**ACTIONS TO TAKE**
[A] Output the stretch of the Arthur Russell documentary review from "Documentaries about musicians" through "work to do so.", word for word.
[B] Pick up the review of the Arthur Russell documentary from where it stops and keep writing it.

**DOCUMENT EXTRACT**

_ _ _ _ _

Monday, September 29, 2008

Portrait of An Artist

Wild Combination - A Portrait Of Arthur Russell (Matt Wolf, 2008)

Documentaries about musicians can be tedious affairs, sometimes neglecting to include any examples of the music itself. Often, they serve merely to deify rather than to critique their subject matter. Matt Wolf’s debut film, about the songwriter and composer Arthur Russell, nimbly avoids these pitfalls.

Pre-release speculation suggested that Wolf’s film might falter due to a paucity of footage of Russell performing. This obstacle has, in the event, proved to be exaggerated, as Wolf’s combination of home video footage and solo recordings adds a sense of mystery that might have been lacking from more direct concert material. It contributes to the overall sense of sadness – emphasising the idea that Russell’s contemporary audience was far smaller than it should have been. Here was a man mainly creating music mainly for himself, simply because it was his life’s work to do so.

It’s significant that Wolf came to Russell’s music in the same way as most people – through the recent reissues that have come courtesy of the Soul Jazz and Audika labels. He’s not a lifelong Russell anorak – he’s simply recognised Russell’s musical significance and worthiness as a documentary subject. He’s managed to secure contributions from most of the significant figures in Russell’s life – including moving testimonies from his parents and his long term partner Tom Lee, in addition to the bewildering array of musical collaborators, admirers and former band-mates.

_ _ _ _ _

**EXTRACTED MATERIAL**
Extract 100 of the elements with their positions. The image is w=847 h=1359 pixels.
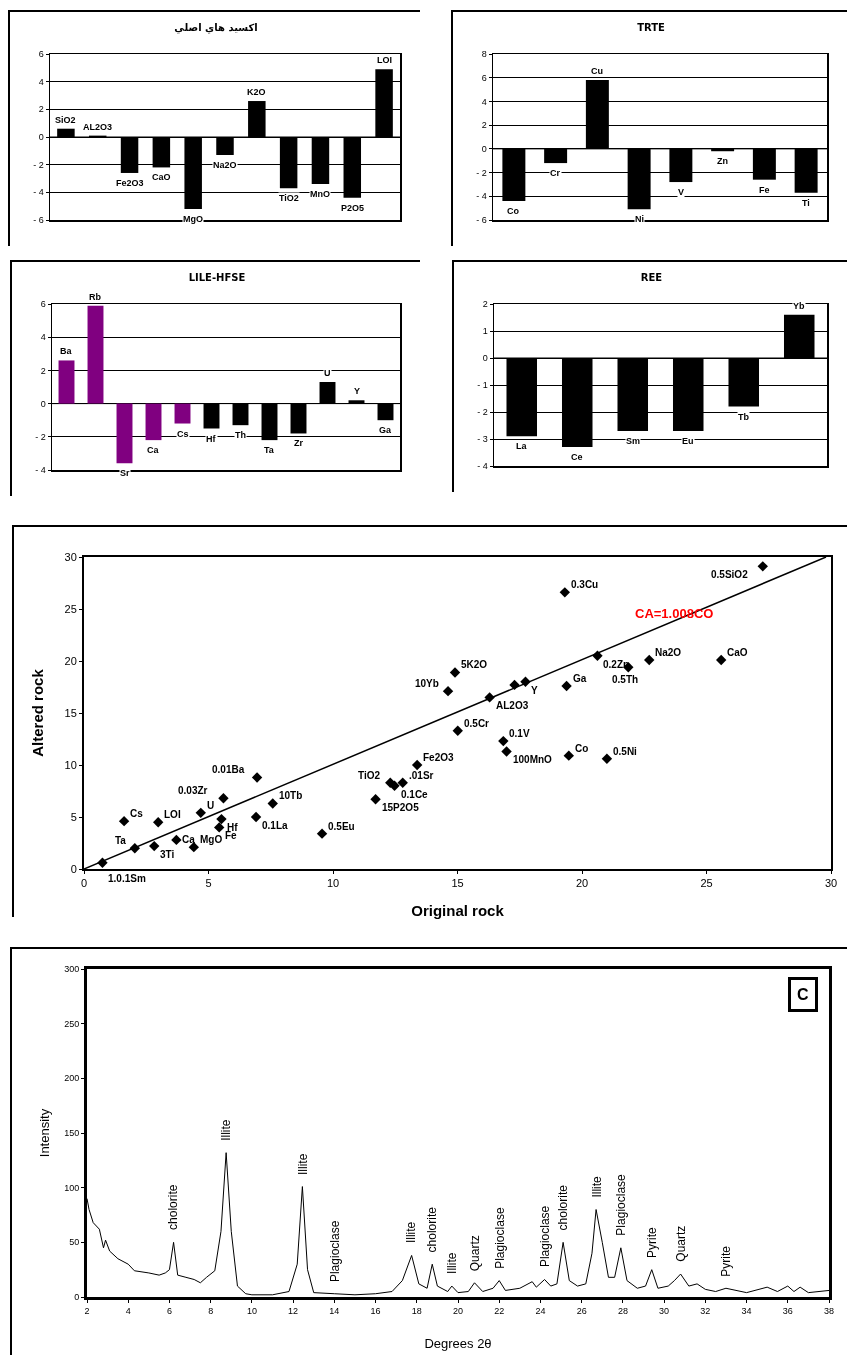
annotation: Plagioclase [492, 1207, 507, 1269]
annotation: Plagioclase [327, 1220, 342, 1283]
annotation: 0.1Ce [401, 789, 429, 800]
annotation: Y [531, 685, 538, 696]
annotation: 0.3Cu [571, 579, 599, 590]
point [171, 834, 182, 846]
annotation: 5K2O [461, 659, 488, 670]
y-tick-label: - 4 [35, 465, 46, 476]
y-tick-label: - 3 [477, 434, 488, 445]
annotation: 10Yb [415, 678, 439, 689]
y-tick-label: 6 [38, 49, 44, 60]
x-tick-label: 5 [205, 877, 212, 890]
annotation: Plagioclase [614, 1173, 629, 1236]
annotation: 0.5SiO2 [711, 569, 749, 580]
annotation: 0.01Ba [212, 764, 245, 775]
x-tick-label: Zr [294, 438, 304, 448]
point [563, 750, 574, 761]
annotation: 0.03Zr [178, 785, 208, 796]
point [397, 777, 408, 788]
y-tick-label: 0 [40, 398, 46, 409]
point [411, 759, 423, 771]
annotation: 3Ti [160, 849, 175, 860]
y-tick-label: 1 [482, 326, 488, 337]
bar [145, 403, 162, 441]
x-tick-label: 6 [166, 1305, 172, 1316]
annotation: 100MnO [513, 754, 553, 765]
annotation: Illite [589, 1175, 604, 1198]
point [442, 685, 454, 697]
annotation: LOI [164, 809, 181, 820]
annotation: 0.5Ni [613, 746, 638, 757]
point [216, 813, 227, 825]
point [757, 561, 768, 572]
x-tick-label: 4 [125, 1305, 131, 1316]
chart-title: اكسيد هاي اصلي [174, 21, 258, 34]
x-tick-label: La [516, 441, 528, 451]
annotation: Hf [227, 822, 239, 833]
y-axis-title: Intensity [37, 1108, 52, 1158]
x-tick-label: 18 [411, 1305, 422, 1316]
x-tick-label: 0 [80, 877, 88, 890]
point [218, 793, 229, 804]
x-tick-label: 38 [823, 1305, 835, 1316]
x-tick-label: 10 [246, 1305, 257, 1316]
annotation: CaO [727, 647, 748, 658]
point [129, 843, 140, 854]
x-tick-label: Ni [635, 214, 644, 224]
x-tick-label: Yb [793, 301, 805, 311]
point [520, 676, 531, 687]
x-tick-label: Sr [120, 468, 130, 478]
annotation: 0.5Th [612, 674, 639, 685]
x-tick-label: 36 [782, 1305, 793, 1316]
y-tick-label: 150 [64, 1128, 80, 1139]
annotation: Illite [404, 1221, 419, 1244]
x-tick-label: 15 [451, 877, 464, 890]
annotation: Plagioclase [538, 1205, 553, 1268]
x-tick-label: 12 [288, 1305, 299, 1316]
annotation: Pyrite [719, 1245, 734, 1277]
y-tick-label: - 4 [33, 187, 44, 198]
annotation: Quartz [673, 1225, 688, 1262]
annotation: 1.0.1Sm [108, 873, 146, 884]
x-tick-label: Cr [550, 168, 561, 178]
point [501, 746, 512, 757]
annotation: 10Tb [279, 790, 303, 801]
y-tick-label: - 1 [477, 380, 488, 391]
y-tick-label: - 2 [477, 407, 488, 418]
y-tick-label: 0 [482, 353, 488, 364]
annotation: 0.5Eu [328, 821, 355, 832]
x-tick-label: Hf [206, 434, 217, 444]
y-tick-label: 4 [481, 96, 487, 107]
x-tick-label: 25 [700, 877, 713, 890]
x-tick-label: 10 [326, 877, 340, 890]
annotation: Quartz [467, 1235, 482, 1272]
x-tick-label: Cs [177, 429, 189, 439]
x-tick-label: Rb [89, 292, 102, 302]
point [484, 692, 495, 703]
y-tick-label: 20 [64, 654, 77, 667]
x-tick-label: TiO2 [279, 193, 299, 203]
point [250, 811, 262, 823]
y-tick-label: 0 [74, 1292, 80, 1303]
x-tick-label: 2 [84, 1305, 90, 1316]
annotation: 0.5Cr [464, 718, 490, 729]
bar [174, 403, 191, 424]
x-tick-label: Ca [147, 445, 160, 455]
bar [58, 360, 75, 404]
x-tick-label: 8 [208, 1305, 214, 1316]
y-tick-label: 2 [482, 299, 488, 310]
y-tick-label: 25 [64, 602, 77, 615]
y-tick-label: - 6 [33, 215, 44, 226]
point [195, 807, 206, 819]
annotation: cholorite [166, 1184, 181, 1230]
point [601, 753, 613, 764]
x-tick-label: K2O [247, 87, 266, 97]
x-tick-label: Ga [379, 425, 392, 435]
x-tick-label: 22 [494, 1305, 505, 1316]
annotation: Ca [182, 834, 196, 845]
annotation: .01Sr [409, 770, 434, 781]
x-tick-label: 16 [370, 1305, 381, 1316]
y-tick-label: 15 [64, 706, 77, 719]
y-tick-label: 6 [481, 72, 487, 83]
x-axis-title: Original rock [411, 902, 505, 919]
x-tick-label: Cu [591, 66, 603, 76]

_ _ _ _ _

**ANSWERS FOR THIS EXERCISE**
[A]
Documentaries about musicians can be tedious affairs, sometimes neglecting to include any examples of the music itself. Often, they serve merely to deify rather than to critique their subject matter. Matt Wolf’s debut film, about the songwriter and composer Arthur Russell, nimbly avoids these pitfalls.

Pre-release speculation suggested that Wolf’s film might falter due to a paucity of footage of Russell performing. This obstacle has, in the event, proved to be exaggerated, as Wolf’s combination of home video footage and solo recordings adds a sense of mystery that might have been lacking from more direct concert material. It contributes to the overall sense of sadness – emphasising the idea that Russell’s contemporary audience was far smaller than it should have been. Here was a man mainly creating music mainly for himself, simply because it was his life’s work to do so.

[B]
The film conveys a strong sense of Russell as an ambitious and committed musician, but one whose combination of revisionism and perfectionism often made him into an awkward person. The song that gives the film its title eventually appeared on the posthumous ‘Calling Out Of Context’ album – Russell had apparently worked on it for over five years. The need to be in control of every aspect of his work made him impossible to work with – he could be unreliable and frequently refused to co-operate with others. In some senses, it’s a shame that his theatre collaboration with Robert Wilson proved such a disaster, but it’s clear that Russell was never best suited to joint ventures.

This is just one sense in which the film refuses to portray Russell as anything other than deeply flawed. There’s a moving moment in which Tom Lee recounts discovering that Russell tested positive for HIV, whilst he had tested negative. ‘Of course this upset me’, he admits, ‘because I thought that we were totally monogamous but he must have been fooling around a bit. Sadly, it only takes one time…’

Wolf’s film is successful in presenting Russell as a confused, reflective person, desperate to escape the confines of his rural American upbringing, whose restless mind took him in countless different directions. Perhaps this explains both his apparent unfaithfulness and his commitment to explore all aspects of music, uninhibited by the narrow restrictions of genre. To Philip Glass, he was an eccentric member of an avant-garde community, whilst to Lola Love (who provided the demented vocal to Dinosaur L’s ‘Go Bang!’), he was ‘the funkiest white boy I ever saw’. Ernie Brooks of the Flying Hearts saw him as a songwriter to rival John Lennon. To himself, Russell must have been all of these things at once.

The film is mostly excellent in demonstrating Russell’s open-mindedness towards all forms of music. It goes some way in explaining how his different explorations – acoustic folk songs, disco tracks under a variety of monikers, instrumental compositions and performances with his electronically treated Cello - all fell under his broad category of sophisticated bubblegum. In all his forms, his strong sense of melody and harmony always cut through. Perhaps the film skirts over his composed work a little too quickly – we only hear a small segment of ‘Instrumentals’, and the significance of ‘World of Echo’ is probably understated too.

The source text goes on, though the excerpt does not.